## What to do
Provide only the number of lines in the listing that contain the string "смеси".

## Data to process
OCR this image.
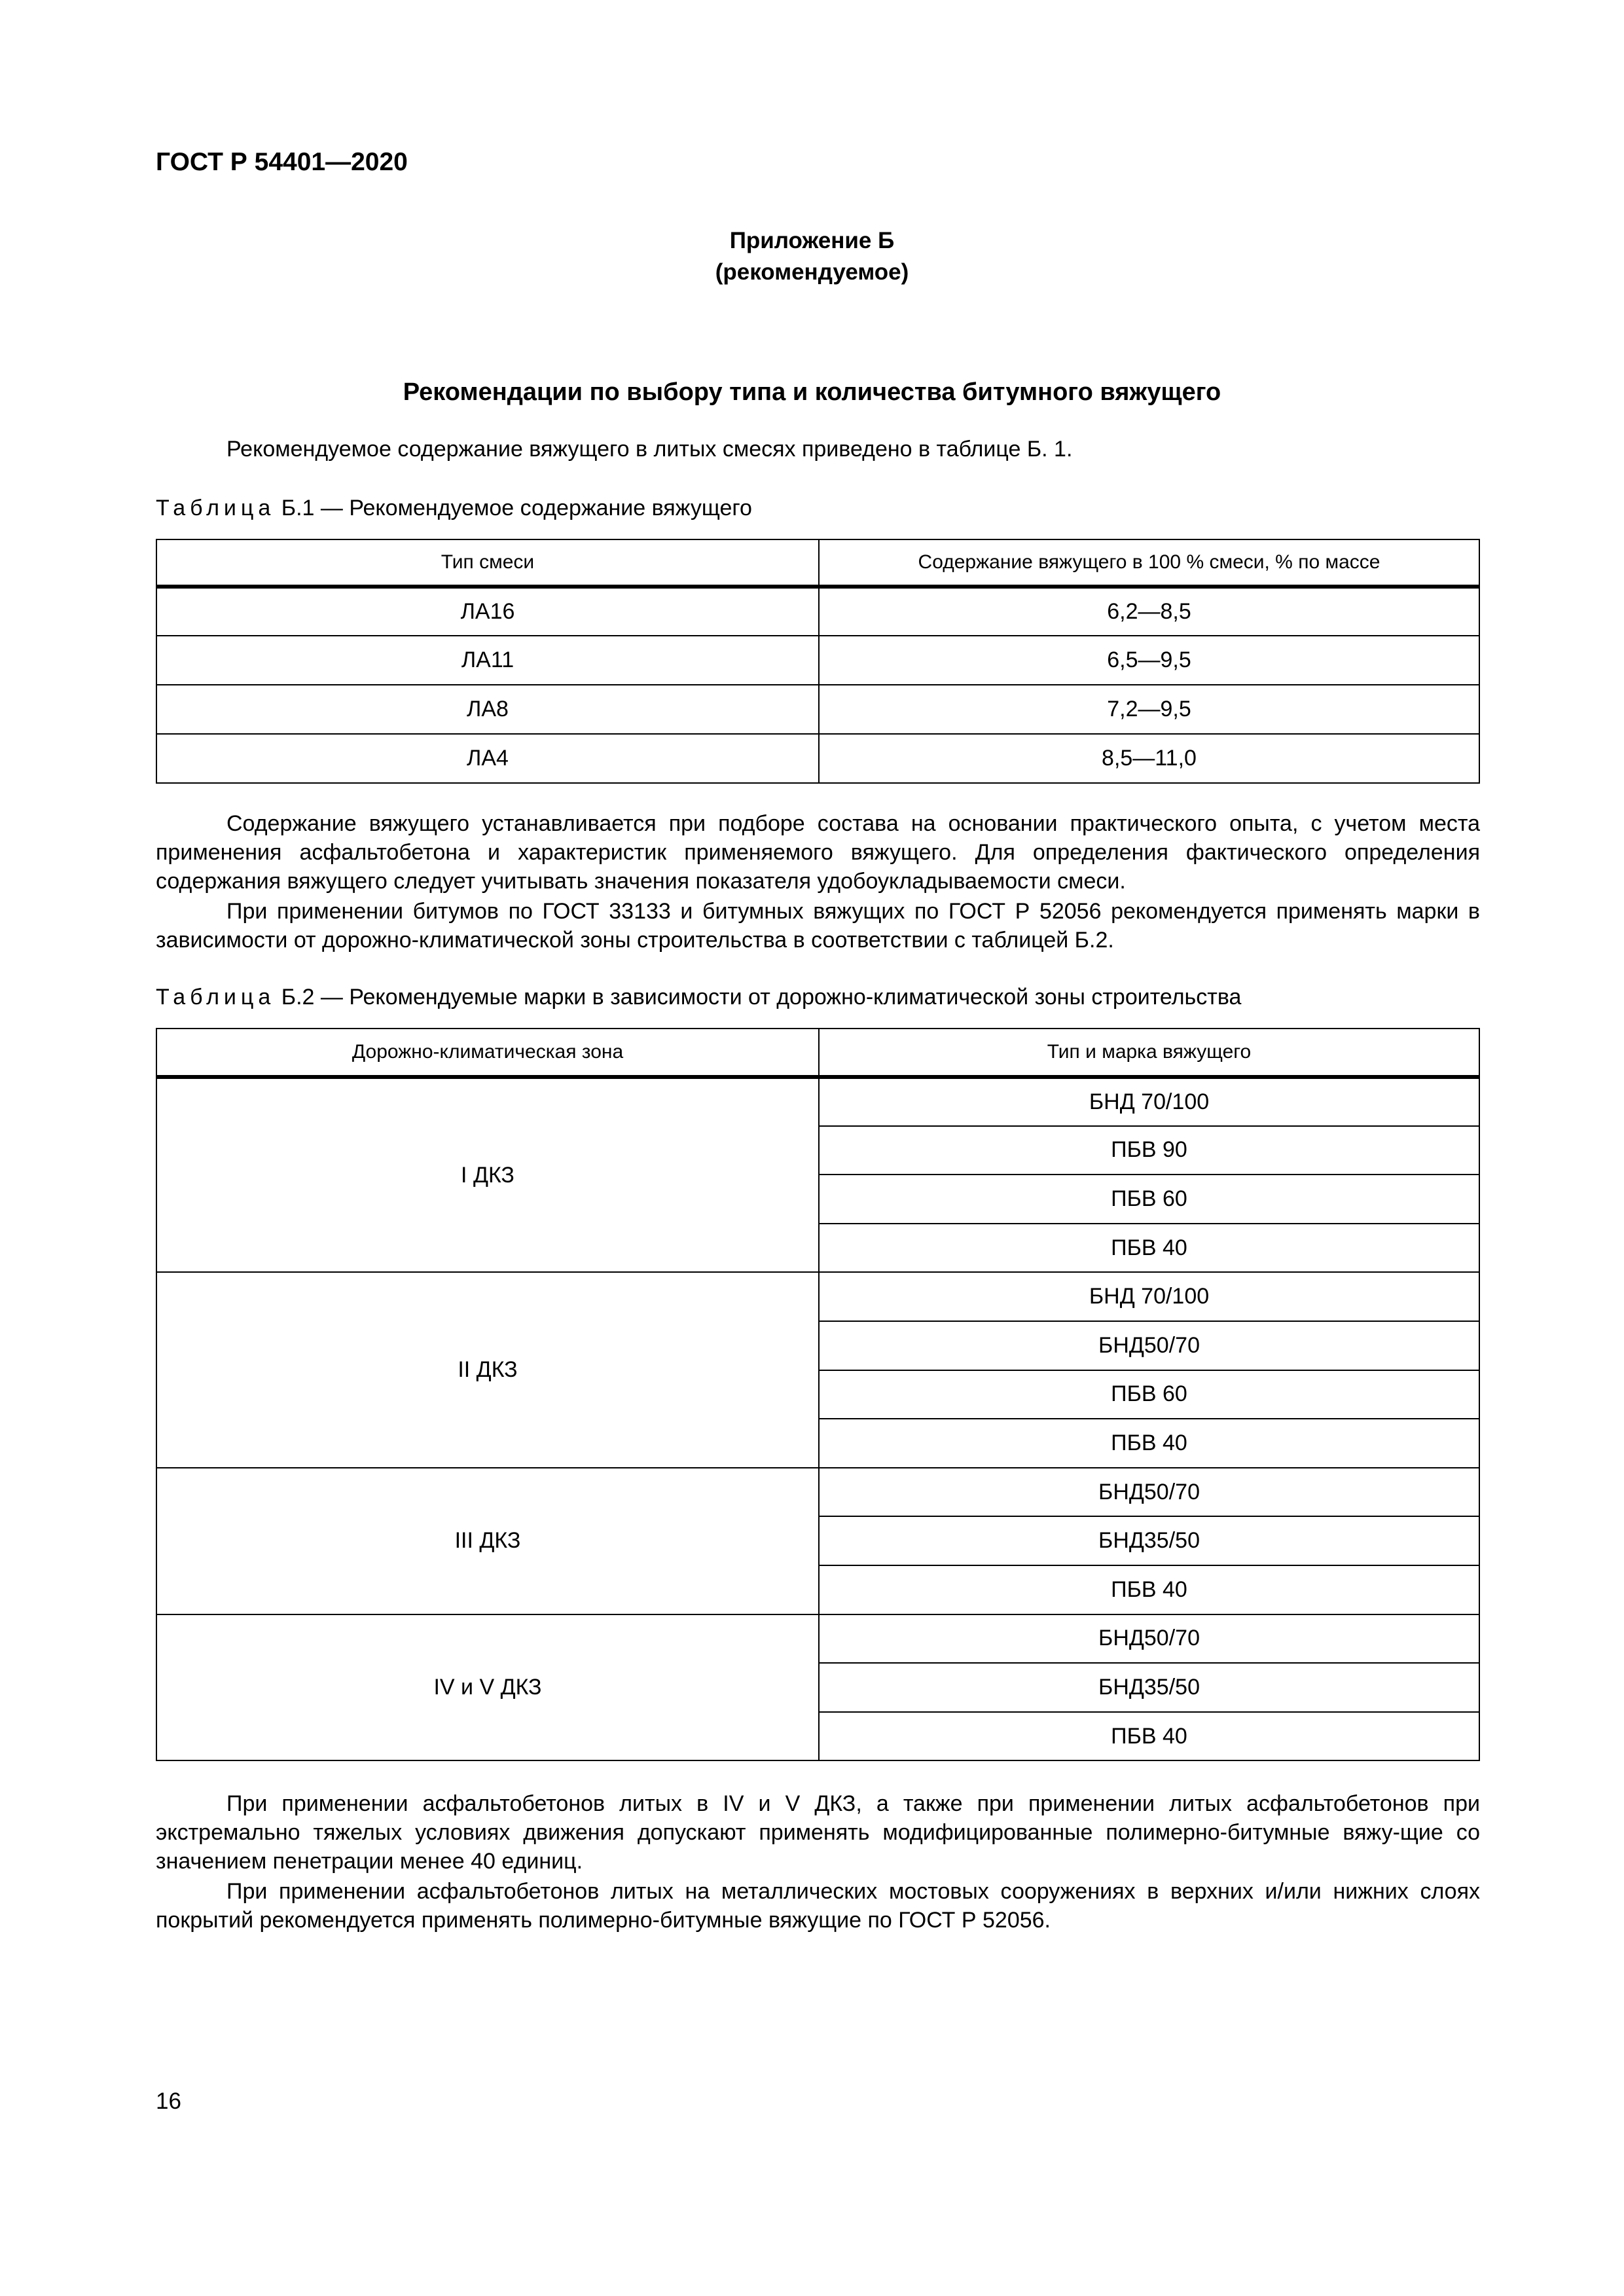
ГОСТ Р 54401—2020
Приложение Б
(рекомендуемое)
Рекомендации по выбору типа и количества битумного вяжущего
Рекомендуемое содержание вяжущего в литых смесях приведено в таблице Б. 1.
Таблица Б.1 — Рекомендуемое содержание вяжущего
Тип смеси	Содержание вяжущего в 100 % смеси, % по массе
ЛА16	6,2—8,5
ЛА11	6,5—9,5
ЛА8	7,2—9,5
ЛА4	8,5—11,0
Содержание вяжущего устанавливается при подборе состава на основании практического опыта, с учетом места применения асфальтобетона и характеристик применяемого вяжущего. Для определения фактического определения содержания вяжущего следует учитывать значения показателя удобоукладываемости смеси.
При применении битумов по ГОСТ 33133 и битумных вяжущих по ГОСТ Р 52056 рекомендуется применять марки в зависимости от дорожно-климатической зоны строительства в соответствии с таблицей Б.2.
Таблица Б.2 — Рекомендуемые марки в зависимости от дорожно-климатической зоны строительства
Дорожно-климатическая зона	Тип и марка вяжущего
I ДКЗ	БНД 70/100
	ПБВ 90
	ПБВ 60
	ПБВ 40
II ДКЗ	БНД 70/100
	БНД50/70
	ПБВ 60
	ПБВ 40
III ДКЗ	БНД50/70
	БНД35/50
	ПБВ 40
IV и V ДКЗ	БНД50/70
	БНД35/50
	ПБВ 40
При применении асфальтобетонов литых в IV и V ДКЗ, а также при применении литых асфальтобетонов при экстремально тяжелых условиях движения допускают применять модифицированные полимерно-битумные вяжу-щие со значением пенетрации менее 40 единиц.
При применении асфальтобетонов литых на металлических мостовых сооружениях в верхних и/или нижних слоях покрытий рекомендуется применять полимерно-битумные вяжущие по ГОСТ Р 52056.
16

## Response below
2